--- Start ---
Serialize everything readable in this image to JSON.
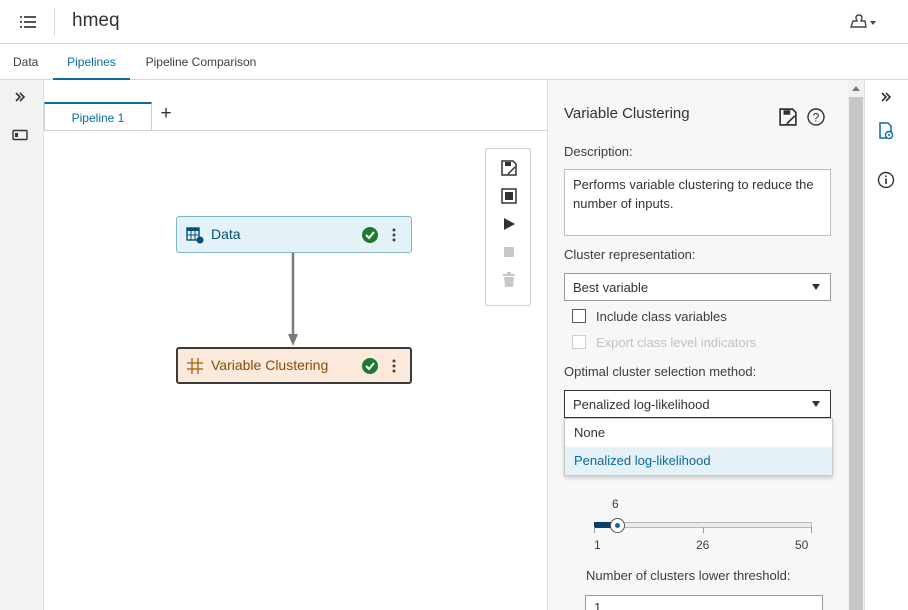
{
  "app": {
    "title": "hmeq"
  },
  "tabs": [
    {
      "label": "Data"
    },
    {
      "label": "Pipelines"
    },
    {
      "label": "Pipeline Comparison"
    }
  ],
  "pipeline": {
    "tab_label": "Pipeline 1",
    "add_tab_symbol": "+",
    "nodes": [
      {
        "label": "Data",
        "status": "complete"
      },
      {
        "label": "Variable Clustering",
        "status": "complete"
      }
    ]
  },
  "panel": {
    "title": "Variable Clustering",
    "description_label": "Description:",
    "description_value": "Performs variable clustering to reduce the number of inputs.",
    "cluster_representation_label": "Cluster representation:",
    "cluster_representation_value": "Best variable",
    "include_class_label": "Include class variables",
    "export_class_label": "Export class level indicators",
    "optimal_method_label": "Optimal cluster selection method:",
    "optimal_method_value": "Penalized log-likelihood",
    "optimal_method_options": [
      "None",
      "Penalized log-likelihood"
    ],
    "slider": {
      "value": "6",
      "min_label": "1",
      "mid_label": "26",
      "max_label": "50",
      "min": 1,
      "max": 50,
      "current": 6
    },
    "lower_threshold_label": "Number of clusters lower threshold:",
    "lower_threshold_value": "1"
  },
  "colors": {
    "accent": "#0b6a9e",
    "data_node_bg": "#e3f2f6",
    "data_node_border": "#7fb6c7",
    "vc_node_bg": "#fbeadb",
    "vc_node_text": "#8a4a06",
    "status_ok": "#1e7a32"
  },
  "icons": {
    "menu": "list-menu-icon",
    "user": "user-dropdown-icon",
    "expand_left": "double-chevron-right-icon",
    "left_rail": "panel-toggle-icon",
    "expand_right": "double-chevron-right-icon",
    "properties": "node-properties-icon",
    "info": "info-icon",
    "toolbar": [
      "save-icon",
      "select-all-icon",
      "run-icon",
      "stop-icon",
      "delete-icon"
    ]
  }
}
--- End ---
Objective: Return all of the entries exactly as written, but drop any pictures they hold.

Full answer:
Serialize everything readable in this image to JSON.
{
  "app": {
    "title": "hmeq"
  },
  "tabs": [
    {
      "label": "Data"
    },
    {
      "label": "Pipelines"
    },
    {
      "label": "Pipeline Comparison"
    }
  ],
  "pipeline": {
    "tab_label": "Pipeline 1",
    "add_tab_symbol": "+",
    "nodes": [
      {
        "label": "Data",
        "status": "complete"
      },
      {
        "label": "Variable Clustering",
        "status": "complete"
      }
    ]
  },
  "panel": {
    "title": "Variable Clustering",
    "description_label": "Description:",
    "description_value": "Performs variable clustering to reduce the number of inputs.",
    "cluster_representation_label": "Cluster representation:",
    "cluster_representation_value": "Best variable",
    "include_class_label": "Include class variables",
    "export_class_label": "Export class level indicators",
    "optimal_method_label": "Optimal cluster selection method:",
    "optimal_method_value": "Penalized log-likelihood",
    "optimal_method_options": [
      "None",
      "Penalized log-likelihood"
    ],
    "slider": {
      "value": "6",
      "min_label": "1",
      "mid_label": "26",
      "max_label": "50",
      "min": 1,
      "max": 50,
      "current": 6
    },
    "lower_threshold_label": "Number of clusters lower threshold:",
    "lower_threshold_value": "1"
  },
  "colors": {
    "accent": "#0b6a9e",
    "data_node_bg": "#e3f2f6",
    "data_node_border": "#7fb6c7",
    "vc_node_bg": "#fbeadb",
    "vc_node_text": "#8a4a06",
    "status_ok": "#1e7a32"
  },
  "icons": {
    "menu": "list-menu-icon",
    "user": "user-dropdown-icon",
    "expand_left": "double-chevron-right-icon",
    "left_rail": "panel-toggle-icon",
    "expand_right": "double-chevron-right-icon",
    "properties": "node-properties-icon",
    "info": "info-icon",
    "toolbar": [
      "save-icon",
      "select-all-icon",
      "run-icon",
      "stop-icon",
      "delete-icon"
    ]
  }
}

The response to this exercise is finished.